TASK DETAILS >> Copy the material below verbatim, starting at the line that contains "Localize all elements." and ending at the line that contains "request-name: graphql: [40, 261, 90, 278]", with both of those lines included.

THE INPUT >>

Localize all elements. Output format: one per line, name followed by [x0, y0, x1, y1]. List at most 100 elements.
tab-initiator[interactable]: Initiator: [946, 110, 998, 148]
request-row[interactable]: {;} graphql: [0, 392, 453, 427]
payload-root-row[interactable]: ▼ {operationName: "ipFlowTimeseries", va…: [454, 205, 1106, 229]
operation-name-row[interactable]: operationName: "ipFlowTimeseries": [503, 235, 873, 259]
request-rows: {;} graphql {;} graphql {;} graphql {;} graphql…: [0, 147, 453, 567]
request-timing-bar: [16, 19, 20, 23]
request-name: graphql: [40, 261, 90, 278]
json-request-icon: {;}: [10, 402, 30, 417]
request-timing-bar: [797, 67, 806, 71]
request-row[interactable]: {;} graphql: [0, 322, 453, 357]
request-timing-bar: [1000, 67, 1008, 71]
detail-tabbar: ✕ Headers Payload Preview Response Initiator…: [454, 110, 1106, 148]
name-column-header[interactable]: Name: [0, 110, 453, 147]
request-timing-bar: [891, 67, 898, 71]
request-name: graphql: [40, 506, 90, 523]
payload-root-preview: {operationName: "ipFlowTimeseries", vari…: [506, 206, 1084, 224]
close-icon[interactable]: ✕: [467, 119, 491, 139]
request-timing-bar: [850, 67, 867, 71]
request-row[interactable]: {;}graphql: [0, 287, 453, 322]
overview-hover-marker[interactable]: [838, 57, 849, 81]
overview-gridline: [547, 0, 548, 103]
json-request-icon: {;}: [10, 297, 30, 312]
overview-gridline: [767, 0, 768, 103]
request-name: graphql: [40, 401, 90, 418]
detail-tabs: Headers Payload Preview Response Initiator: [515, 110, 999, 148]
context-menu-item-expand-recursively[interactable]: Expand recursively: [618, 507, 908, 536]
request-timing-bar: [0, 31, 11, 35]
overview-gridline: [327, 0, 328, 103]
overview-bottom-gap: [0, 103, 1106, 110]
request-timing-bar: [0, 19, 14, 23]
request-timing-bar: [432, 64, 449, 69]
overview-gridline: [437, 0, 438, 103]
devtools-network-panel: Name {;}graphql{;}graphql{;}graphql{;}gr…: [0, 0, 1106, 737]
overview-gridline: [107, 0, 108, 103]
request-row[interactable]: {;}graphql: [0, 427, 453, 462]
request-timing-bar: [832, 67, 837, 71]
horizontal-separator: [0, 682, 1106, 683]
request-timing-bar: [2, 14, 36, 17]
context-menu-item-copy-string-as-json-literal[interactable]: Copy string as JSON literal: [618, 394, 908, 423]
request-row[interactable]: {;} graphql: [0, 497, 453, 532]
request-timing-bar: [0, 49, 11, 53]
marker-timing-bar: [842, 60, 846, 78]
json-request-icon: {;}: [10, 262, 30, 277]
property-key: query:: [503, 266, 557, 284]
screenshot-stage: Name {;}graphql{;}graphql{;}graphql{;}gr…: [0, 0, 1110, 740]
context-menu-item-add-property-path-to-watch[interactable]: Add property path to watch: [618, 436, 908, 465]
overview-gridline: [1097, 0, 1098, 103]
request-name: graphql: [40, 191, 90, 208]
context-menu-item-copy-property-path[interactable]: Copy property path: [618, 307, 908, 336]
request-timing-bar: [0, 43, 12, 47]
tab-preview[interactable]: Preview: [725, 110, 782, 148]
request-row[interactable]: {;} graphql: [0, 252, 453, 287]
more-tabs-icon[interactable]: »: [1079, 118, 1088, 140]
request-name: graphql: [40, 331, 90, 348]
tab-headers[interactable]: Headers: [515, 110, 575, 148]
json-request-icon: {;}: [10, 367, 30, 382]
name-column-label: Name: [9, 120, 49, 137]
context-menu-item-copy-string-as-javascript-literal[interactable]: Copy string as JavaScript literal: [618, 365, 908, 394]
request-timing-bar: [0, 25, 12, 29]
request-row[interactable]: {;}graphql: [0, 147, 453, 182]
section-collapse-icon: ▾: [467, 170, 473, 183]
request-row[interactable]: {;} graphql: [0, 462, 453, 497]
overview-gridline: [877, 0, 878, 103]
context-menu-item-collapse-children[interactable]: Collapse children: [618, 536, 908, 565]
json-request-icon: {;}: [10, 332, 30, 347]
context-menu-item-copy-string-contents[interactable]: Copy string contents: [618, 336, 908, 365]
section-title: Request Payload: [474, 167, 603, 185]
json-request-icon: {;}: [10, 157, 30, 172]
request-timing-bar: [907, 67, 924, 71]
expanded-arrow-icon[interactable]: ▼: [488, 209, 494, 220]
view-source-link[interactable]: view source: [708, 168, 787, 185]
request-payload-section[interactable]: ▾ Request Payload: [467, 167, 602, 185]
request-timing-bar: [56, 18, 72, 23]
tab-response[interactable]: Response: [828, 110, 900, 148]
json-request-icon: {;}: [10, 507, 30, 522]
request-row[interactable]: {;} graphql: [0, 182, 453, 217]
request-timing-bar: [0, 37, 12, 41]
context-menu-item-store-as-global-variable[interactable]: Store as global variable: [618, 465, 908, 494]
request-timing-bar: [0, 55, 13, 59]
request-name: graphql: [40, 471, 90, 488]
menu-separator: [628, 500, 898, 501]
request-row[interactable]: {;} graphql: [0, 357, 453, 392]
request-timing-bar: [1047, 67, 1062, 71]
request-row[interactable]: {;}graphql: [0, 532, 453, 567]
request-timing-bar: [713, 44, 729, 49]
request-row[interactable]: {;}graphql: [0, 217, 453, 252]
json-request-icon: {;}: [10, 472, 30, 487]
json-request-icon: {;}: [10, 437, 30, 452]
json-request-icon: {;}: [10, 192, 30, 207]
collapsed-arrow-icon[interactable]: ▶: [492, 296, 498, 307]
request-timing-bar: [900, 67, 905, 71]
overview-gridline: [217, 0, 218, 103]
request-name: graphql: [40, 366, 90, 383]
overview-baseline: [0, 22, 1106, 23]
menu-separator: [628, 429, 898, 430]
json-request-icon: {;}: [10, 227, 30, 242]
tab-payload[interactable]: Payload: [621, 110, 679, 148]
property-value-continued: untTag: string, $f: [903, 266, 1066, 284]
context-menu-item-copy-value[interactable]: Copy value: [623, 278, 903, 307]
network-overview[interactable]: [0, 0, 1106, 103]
==
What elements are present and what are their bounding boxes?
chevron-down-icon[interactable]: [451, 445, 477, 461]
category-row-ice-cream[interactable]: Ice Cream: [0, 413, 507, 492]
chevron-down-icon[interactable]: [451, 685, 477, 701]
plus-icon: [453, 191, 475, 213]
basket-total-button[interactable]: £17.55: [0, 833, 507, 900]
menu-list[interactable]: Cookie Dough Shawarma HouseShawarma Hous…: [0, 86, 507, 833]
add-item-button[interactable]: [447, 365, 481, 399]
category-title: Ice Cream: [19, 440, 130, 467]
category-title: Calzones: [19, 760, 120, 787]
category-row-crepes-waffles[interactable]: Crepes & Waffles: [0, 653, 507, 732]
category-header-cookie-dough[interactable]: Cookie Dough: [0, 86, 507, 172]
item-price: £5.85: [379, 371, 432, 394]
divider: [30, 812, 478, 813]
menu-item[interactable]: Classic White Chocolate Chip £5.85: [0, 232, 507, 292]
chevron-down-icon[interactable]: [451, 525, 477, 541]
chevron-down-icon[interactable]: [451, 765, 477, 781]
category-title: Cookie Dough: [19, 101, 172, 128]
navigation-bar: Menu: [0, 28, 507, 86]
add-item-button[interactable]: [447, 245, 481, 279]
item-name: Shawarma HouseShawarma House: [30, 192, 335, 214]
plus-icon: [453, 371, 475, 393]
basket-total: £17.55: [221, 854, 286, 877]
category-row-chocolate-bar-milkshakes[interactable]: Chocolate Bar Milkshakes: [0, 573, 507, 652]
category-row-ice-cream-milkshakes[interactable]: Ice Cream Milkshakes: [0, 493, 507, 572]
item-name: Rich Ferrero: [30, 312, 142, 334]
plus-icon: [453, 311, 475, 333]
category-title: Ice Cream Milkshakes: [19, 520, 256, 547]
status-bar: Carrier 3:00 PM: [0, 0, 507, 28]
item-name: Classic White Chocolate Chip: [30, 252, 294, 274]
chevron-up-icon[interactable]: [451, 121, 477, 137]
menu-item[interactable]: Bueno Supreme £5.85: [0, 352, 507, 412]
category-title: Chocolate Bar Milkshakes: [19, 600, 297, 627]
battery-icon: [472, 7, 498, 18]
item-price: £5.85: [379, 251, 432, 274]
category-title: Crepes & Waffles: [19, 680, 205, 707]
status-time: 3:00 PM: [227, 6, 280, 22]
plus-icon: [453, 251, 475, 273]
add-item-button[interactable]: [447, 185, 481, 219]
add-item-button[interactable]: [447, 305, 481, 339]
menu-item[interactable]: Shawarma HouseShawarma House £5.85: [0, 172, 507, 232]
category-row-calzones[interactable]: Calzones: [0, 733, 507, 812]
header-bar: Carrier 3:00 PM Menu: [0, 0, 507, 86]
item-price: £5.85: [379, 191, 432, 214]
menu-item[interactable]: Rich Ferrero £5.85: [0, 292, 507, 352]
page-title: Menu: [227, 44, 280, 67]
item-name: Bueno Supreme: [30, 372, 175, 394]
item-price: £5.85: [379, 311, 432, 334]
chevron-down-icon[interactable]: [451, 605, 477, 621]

TASK RESPONSE >>
Localize all elements. Output format: one per line, name followed by [x0, y0, x1, y1]. List at most 100 elements.
tab-initiator[interactable]: Initiator: [946, 110, 998, 148]
request-row[interactable]: {;} graphql: [0, 392, 453, 427]
payload-root-row[interactable]: ▼ {operationName: "ipFlowTimeseries", va…: [454, 205, 1106, 229]
operation-name-row[interactable]: operationName: "ipFlowTimeseries": [503, 235, 873, 259]
request-rows: {;} graphql {;} graphql {;} graphql {;} graphql…: [0, 147, 453, 567]
request-timing-bar: [16, 19, 20, 23]
request-name: graphql: [40, 261, 90, 278]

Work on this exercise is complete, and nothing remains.